▶ _Prompt_: Repeat all of the material exactly as given.

--- Begin Source data ---

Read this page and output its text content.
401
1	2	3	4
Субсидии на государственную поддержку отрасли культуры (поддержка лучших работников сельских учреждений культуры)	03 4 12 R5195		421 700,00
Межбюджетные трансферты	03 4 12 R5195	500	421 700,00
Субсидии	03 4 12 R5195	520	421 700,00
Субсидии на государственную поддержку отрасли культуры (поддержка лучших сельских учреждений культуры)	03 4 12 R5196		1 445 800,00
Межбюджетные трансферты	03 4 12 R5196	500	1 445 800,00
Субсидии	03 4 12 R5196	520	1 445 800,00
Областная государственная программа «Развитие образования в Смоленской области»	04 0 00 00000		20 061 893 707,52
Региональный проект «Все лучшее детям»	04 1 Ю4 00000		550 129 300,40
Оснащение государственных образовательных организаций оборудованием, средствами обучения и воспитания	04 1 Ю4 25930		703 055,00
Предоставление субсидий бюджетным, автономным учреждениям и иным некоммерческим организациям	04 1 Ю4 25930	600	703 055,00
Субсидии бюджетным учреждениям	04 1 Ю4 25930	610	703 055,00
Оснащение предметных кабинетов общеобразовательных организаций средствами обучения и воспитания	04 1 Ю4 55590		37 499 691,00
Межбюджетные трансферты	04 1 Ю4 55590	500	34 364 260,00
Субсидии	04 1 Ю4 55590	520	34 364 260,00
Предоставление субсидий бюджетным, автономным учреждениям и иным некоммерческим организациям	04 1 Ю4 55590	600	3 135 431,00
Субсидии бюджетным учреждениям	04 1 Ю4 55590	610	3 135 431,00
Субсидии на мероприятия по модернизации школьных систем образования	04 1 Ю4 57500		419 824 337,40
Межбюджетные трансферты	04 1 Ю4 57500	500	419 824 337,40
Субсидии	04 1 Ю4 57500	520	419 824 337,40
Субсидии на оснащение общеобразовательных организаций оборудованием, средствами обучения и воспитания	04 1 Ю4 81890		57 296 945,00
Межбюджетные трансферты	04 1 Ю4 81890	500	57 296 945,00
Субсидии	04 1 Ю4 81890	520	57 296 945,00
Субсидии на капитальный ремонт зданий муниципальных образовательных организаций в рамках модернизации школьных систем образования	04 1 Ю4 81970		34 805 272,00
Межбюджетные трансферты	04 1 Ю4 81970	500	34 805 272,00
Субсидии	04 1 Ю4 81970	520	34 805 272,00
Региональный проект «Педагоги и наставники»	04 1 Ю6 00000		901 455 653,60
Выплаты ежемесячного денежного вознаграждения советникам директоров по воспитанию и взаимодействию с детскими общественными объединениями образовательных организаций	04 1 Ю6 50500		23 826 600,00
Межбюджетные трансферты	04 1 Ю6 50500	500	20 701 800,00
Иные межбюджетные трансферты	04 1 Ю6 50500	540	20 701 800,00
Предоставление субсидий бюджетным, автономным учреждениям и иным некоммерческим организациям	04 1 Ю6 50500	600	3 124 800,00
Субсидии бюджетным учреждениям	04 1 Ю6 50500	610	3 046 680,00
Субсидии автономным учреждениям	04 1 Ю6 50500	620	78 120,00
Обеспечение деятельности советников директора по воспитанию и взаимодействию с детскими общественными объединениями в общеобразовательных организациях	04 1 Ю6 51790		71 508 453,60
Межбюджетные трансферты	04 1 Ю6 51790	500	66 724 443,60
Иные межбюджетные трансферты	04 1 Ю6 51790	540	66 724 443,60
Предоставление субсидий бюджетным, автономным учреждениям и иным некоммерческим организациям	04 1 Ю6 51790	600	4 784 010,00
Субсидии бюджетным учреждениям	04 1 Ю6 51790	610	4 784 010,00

--- End Source data ---

▶ _Finished task_:
Read this page and output its text content.
401
1	2	3	4
Субсидии на государственную поддержку отрасли культуры (поддержка лучших работников сельских учреждений культуры)	03 4 12 R5195		421 700,00
Межбюджетные трансферты	03 4 12 R5195	500	421 700,00
Субсидии	03 4 12 R5195	520	421 700,00
Субсидии на государственную поддержку отрасли культуры (поддержка лучших сельских учреждений культуры)	03 4 12 R5196		1 445 800,00
Межбюджетные трансферты	03 4 12 R5196	500	1 445 800,00
Субсидии	03 4 12 R5196	520	1 445 800,00
Областная государственная программа «Развитие образования в Смоленской области»	04 0 00 00000		20 061 893 707,52
Региональный проект «Все лучшее детям»	04 1 Ю4 00000		550 129 300,40
Оснащение государственных образовательных организаций оборудованием, средствами обучения и воспитания	04 1 Ю4 25930		703 055,00
Предоставление субсидий бюджетным, автономным учреждениям и иным некоммерческим организациям	04 1 Ю4 25930	600	703 055,00
Субсидии бюджетным учреждениям	04 1 Ю4 25930	610	703 055,00
Оснащение предметных кабинетов общеобразовательных организаций средствами обучения и воспитания	04 1 Ю4 55590		37 499 691,00
Межбюджетные трансферты	04 1 Ю4 55590	500	34 364 260,00
Субсидии	04 1 Ю4 55590	520	34 364 260,00
Предоставление субсидий бюджетным, автономным учреждениям и иным некоммерческим организациям	04 1 Ю4 55590	600	3 135 431,00
Субсидии бюджетным учреждениям	04 1 Ю4 55590	610	3 135 431,00
Субсидии на мероприятия по модернизации школьных систем образования	04 1 Ю4 57500		419 824 337,40
Межбюджетные трансферты	04 1 Ю4 57500	500	419 824 337,40
Субсидии	04 1 Ю4 57500	520	419 824 337,40
Субсидии на оснащение общеобразовательных организаций оборудованием, средствами обучения и воспитания	04 1 Ю4 81890		57 296 945,00
Межбюджетные трансферты	04 1 Ю4 81890	500	57 296 945,00
Субсидии	04 1 Ю4 81890	520	57 296 945,00
Субсидии на капитальный ремонт зданий муниципальных образовательных организаций в рамках модернизации школьных систем образования	04 1 Ю4 81970		34 805 272,00
Межбюджетные трансферты	04 1 Ю4 81970	500	34 805 272,00
Субсидии	04 1 Ю4 81970	520	34 805 272,00
Региональный проект «Педагоги и наставники»	04 1 Ю6 00000		901 455 653,60
Выплаты ежемесячного денежного вознаграждения советникам директоров по воспитанию и взаимодействию с детскими общественными объединениями образовательных организаций	04 1 Ю6 50500		23 826 600,00
Межбюджетные трансферты	04 1 Ю6 50500	500	20 701 800,00
Иные межбюджетные трансферты	04 1 Ю6 50500	540	20 701 800,00
Предоставление субсидий бюджетным, автономным учреждениям и иным некоммерческим организациям	04 1 Ю6 50500	600	3 124 800,00
Субсидии бюджетным учреждениям	04 1 Ю6 50500	610	3 046 680,00
Субсидии автономным учреждениям	04 1 Ю6 50500	620	78 120,00
Обеспечение деятельности советников директора по воспитанию и взаимодействию с детскими общественными объединениями в общеобразовательных организациях	04 1 Ю6 51790		71 508 453,60
Межбюджетные трансферты	04 1 Ю6 51790	500	66 724 443,60
Иные межбюджетные трансферты	04 1 Ю6 51790	540	66 724 443,60
Предоставление субсидий бюджетным, автономным учреждениям и иным некоммерческим организациям	04 1 Ю6 51790	600	4 784 010,00
Субсидии бюджетным учреждениям	04 1 Ю6 51790	610	4 784 010,00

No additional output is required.